## [Your task]
Copy out all the entries word for word.

— start of Data shown —

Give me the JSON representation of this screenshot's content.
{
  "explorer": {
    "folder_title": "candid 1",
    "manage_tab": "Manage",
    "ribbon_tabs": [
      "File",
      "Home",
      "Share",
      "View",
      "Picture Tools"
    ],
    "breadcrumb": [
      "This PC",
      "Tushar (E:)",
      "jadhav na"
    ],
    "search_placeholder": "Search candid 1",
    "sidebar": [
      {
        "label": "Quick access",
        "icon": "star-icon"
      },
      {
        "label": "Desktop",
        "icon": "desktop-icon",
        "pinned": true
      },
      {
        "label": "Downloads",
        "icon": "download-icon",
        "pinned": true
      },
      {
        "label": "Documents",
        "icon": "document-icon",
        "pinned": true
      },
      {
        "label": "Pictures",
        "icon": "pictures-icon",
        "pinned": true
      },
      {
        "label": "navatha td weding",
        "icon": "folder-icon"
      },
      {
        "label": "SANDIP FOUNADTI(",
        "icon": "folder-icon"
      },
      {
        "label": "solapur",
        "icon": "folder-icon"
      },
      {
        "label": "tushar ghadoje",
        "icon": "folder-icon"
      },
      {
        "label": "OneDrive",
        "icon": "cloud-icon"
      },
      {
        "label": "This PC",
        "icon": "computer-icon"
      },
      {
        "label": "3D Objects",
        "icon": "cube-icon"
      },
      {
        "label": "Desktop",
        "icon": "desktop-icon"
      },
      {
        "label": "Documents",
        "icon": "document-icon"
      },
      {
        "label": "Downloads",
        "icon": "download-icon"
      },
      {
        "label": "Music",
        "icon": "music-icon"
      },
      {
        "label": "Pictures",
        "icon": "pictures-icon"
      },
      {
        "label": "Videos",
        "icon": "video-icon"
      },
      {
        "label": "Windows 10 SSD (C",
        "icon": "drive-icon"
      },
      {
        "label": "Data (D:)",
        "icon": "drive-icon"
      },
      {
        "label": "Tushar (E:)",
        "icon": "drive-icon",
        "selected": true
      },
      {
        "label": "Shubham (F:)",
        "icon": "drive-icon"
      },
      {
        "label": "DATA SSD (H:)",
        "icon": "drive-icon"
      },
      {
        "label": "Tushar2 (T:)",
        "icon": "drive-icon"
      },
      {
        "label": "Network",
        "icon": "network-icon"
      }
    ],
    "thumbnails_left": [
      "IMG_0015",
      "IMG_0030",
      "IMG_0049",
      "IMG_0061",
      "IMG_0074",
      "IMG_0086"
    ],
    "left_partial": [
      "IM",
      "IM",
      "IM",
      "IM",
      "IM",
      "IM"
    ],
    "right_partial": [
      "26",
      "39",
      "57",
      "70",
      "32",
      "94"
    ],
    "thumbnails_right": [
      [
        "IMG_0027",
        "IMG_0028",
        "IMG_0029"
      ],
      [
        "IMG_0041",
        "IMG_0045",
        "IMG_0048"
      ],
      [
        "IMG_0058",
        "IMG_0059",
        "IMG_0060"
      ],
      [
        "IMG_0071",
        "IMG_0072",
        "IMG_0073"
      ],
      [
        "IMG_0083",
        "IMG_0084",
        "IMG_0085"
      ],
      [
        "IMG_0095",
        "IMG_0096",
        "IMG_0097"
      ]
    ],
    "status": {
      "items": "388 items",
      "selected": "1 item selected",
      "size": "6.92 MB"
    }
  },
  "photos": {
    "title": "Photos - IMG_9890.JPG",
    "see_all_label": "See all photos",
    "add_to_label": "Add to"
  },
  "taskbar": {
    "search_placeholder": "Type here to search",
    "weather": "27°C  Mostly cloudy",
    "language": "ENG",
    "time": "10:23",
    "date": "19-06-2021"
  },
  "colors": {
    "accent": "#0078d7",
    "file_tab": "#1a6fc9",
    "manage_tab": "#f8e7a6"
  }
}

— end of Data shown —

## [Complete output]
Give me the JSON representation of this screenshot's content.
{
  "explorer": {
    "folder_title": "candid 1",
    "manage_tab": "Manage",
    "ribbon_tabs": [
      "File",
      "Home",
      "Share",
      "View",
      "Picture Tools"
    ],
    "breadcrumb": [
      "This PC",
      "Tushar (E:)",
      "jadhav na"
    ],
    "search_placeholder": "Search candid 1",
    "sidebar": [
      {
        "label": "Quick access",
        "icon": "star-icon"
      },
      {
        "label": "Desktop",
        "icon": "desktop-icon",
        "pinned": true
      },
      {
        "label": "Downloads",
        "icon": "download-icon",
        "pinned": true
      },
      {
        "label": "Documents",
        "icon": "document-icon",
        "pinned": true
      },
      {
        "label": "Pictures",
        "icon": "pictures-icon",
        "pinned": true
      },
      {
        "label": "navatha td weding",
        "icon": "folder-icon"
      },
      {
        "label": "SANDIP FOUNADTI(",
        "icon": "folder-icon"
      },
      {
        "label": "solapur",
        "icon": "folder-icon"
      },
      {
        "label": "tushar ghadoje",
        "icon": "folder-icon"
      },
      {
        "label": "OneDrive",
        "icon": "cloud-icon"
      },
      {
        "label": "This PC",
        "icon": "computer-icon"
      },
      {
        "label": "3D Objects",
        "icon": "cube-icon"
      },
      {
        "label": "Desktop",
        "icon": "desktop-icon"
      },
      {
        "label": "Documents",
        "icon": "document-icon"
      },
      {
        "label": "Downloads",
        "icon": "download-icon"
      },
      {
        "label": "Music",
        "icon": "music-icon"
      },
      {
        "label": "Pictures",
        "icon": "pictures-icon"
      },
      {
        "label": "Videos",
        "icon": "video-icon"
      },
      {
        "label": "Windows 10 SSD (C",
        "icon": "drive-icon"
      },
      {
        "label": "Data (D:)",
        "icon": "drive-icon"
      },
      {
        "label": "Tushar (E:)",
        "icon": "drive-icon",
        "selected": true
      },
      {
        "label": "Shubham (F:)",
        "icon": "drive-icon"
      },
      {
        "label": "DATA SSD (H:)",
        "icon": "drive-icon"
      },
      {
        "label": "Tushar2 (T:)",
        "icon": "drive-icon"
      },
      {
        "label": "Network",
        "icon": "network-icon"
      }
    ],
    "thumbnails_left": [
      "IMG_0015",
      "IMG_0030",
      "IMG_0049",
      "IMG_0061",
      "IMG_0074",
      "IMG_0086"
    ],
    "left_partial": [
      "IM",
      "IM",
      "IM",
      "IM",
      "IM",
      "IM"
    ],
    "right_partial": [
      "26",
      "39",
      "57",
      "70",
      "32",
      "94"
    ],
    "thumbnails_right": [
      [
        "IMG_0027",
        "IMG_0028",
        "IMG_0029"
      ],
      [
        "IMG_0041",
        "IMG_0045",
        "IMG_0048"
      ],
      [
        "IMG_0058",
        "IMG_0059",
        "IMG_0060"
      ],
      [
        "IMG_0071",
        "IMG_0072",
        "IMG_0073"
      ],
      [
        "IMG_0083",
        "IMG_0084",
        "IMG_0085"
      ],
      [
        "IMG_0095",
        "IMG_0096",
        "IMG_0097"
      ]
    ],
    "status": {
      "items": "388 items",
      "selected": "1 item selected",
      "size": "6.92 MB"
    }
  },
  "photos": {
    "title": "Photos - IMG_9890.JPG",
    "see_all_label": "See all photos",
    "add_to_label": "Add to"
  },
  "taskbar": {
    "search_placeholder": "Type here to search",
    "weather": "27°C  Mostly cloudy",
    "language": "ENG",
    "time": "10:23",
    "date": "19-06-2021"
  },
  "colors": {
    "accent": "#0078d7",
    "file_tab": "#1a6fc9",
    "manage_tab": "#f8e7a6"
  }
}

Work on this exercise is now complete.